*What is needed*:
Exactly reproduce the lines that follow.

*Given records*:
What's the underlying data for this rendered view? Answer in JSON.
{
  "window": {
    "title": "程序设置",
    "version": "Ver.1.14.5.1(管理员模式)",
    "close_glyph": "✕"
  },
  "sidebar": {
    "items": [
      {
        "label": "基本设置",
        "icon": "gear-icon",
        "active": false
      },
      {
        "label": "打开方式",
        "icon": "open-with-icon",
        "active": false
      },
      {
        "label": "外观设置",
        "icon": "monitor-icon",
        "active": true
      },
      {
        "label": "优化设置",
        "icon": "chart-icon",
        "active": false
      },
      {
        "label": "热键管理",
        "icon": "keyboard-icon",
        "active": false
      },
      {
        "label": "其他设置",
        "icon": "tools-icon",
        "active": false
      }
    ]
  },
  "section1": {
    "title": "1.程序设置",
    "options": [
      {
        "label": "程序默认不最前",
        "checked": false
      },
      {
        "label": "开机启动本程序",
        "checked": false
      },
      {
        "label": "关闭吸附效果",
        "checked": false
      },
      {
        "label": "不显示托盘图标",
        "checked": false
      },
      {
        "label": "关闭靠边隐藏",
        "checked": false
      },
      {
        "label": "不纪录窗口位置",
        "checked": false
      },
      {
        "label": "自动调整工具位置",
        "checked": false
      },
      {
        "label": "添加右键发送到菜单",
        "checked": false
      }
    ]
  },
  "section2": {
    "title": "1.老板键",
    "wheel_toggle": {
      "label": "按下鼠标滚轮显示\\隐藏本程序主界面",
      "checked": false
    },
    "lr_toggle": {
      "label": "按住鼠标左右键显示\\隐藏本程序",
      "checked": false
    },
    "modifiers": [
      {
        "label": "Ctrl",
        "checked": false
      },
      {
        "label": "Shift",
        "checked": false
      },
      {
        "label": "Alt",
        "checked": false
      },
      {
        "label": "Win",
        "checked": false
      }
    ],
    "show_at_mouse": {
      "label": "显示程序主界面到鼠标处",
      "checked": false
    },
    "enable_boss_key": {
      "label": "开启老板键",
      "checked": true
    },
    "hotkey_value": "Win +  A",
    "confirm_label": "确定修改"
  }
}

*Exercise solution*:
What's the underlying data for this rendered view? Answer in JSON.
{
  "window": {
    "title": "程序设置",
    "version": "Ver.1.14.5.1(管理员模式)",
    "close_glyph": "✕"
  },
  "sidebar": {
    "items": [
      {
        "label": "基本设置",
        "icon": "gear-icon",
        "active": false
      },
      {
        "label": "打开方式",
        "icon": "open-with-icon",
        "active": false
      },
      {
        "label": "外观设置",
        "icon": "monitor-icon",
        "active": true
      },
      {
        "label": "优化设置",
        "icon": "chart-icon",
        "active": false
      },
      {
        "label": "热键管理",
        "icon": "keyboard-icon",
        "active": false
      },
      {
        "label": "其他设置",
        "icon": "tools-icon",
        "active": false
      }
    ]
  },
  "section1": {
    "title": "1.程序设置",
    "options": [
      {
        "label": "程序默认不最前",
        "checked": false
      },
      {
        "label": "开机启动本程序",
        "checked": false
      },
      {
        "label": "关闭吸附效果",
        "checked": false
      },
      {
        "label": "不显示托盘图标",
        "checked": false
      },
      {
        "label": "关闭靠边隐藏",
        "checked": false
      },
      {
        "label": "不纪录窗口位置",
        "checked": false
      },
      {
        "label": "自动调整工具位置",
        "checked": false
      },
      {
        "label": "添加右键发送到菜单",
        "checked": false
      }
    ]
  },
  "section2": {
    "title": "1.老板键",
    "wheel_toggle": {
      "label": "按下鼠标滚轮显示\\隐藏本程序主界面",
      "checked": false
    },
    "lr_toggle": {
      "label": "按住鼠标左右键显示\\隐藏本程序",
      "checked": false
    },
    "modifiers": [
      {
        "label": "Ctrl",
        "checked": false
      },
      {
        "label": "Shift",
        "checked": false
      },
      {
        "label": "Alt",
        "checked": false
      },
      {
        "label": "Win",
        "checked": false
      }
    ],
    "show_at_mouse": {
      "label": "显示程序主界面到鼠标处",
      "checked": false
    },
    "enable_boss_key": {
      "label": "开启老板键",
      "checked": true
    },
    "hotkey_value": "Win +  A",
    "confirm_label": "确定修改"
  }
}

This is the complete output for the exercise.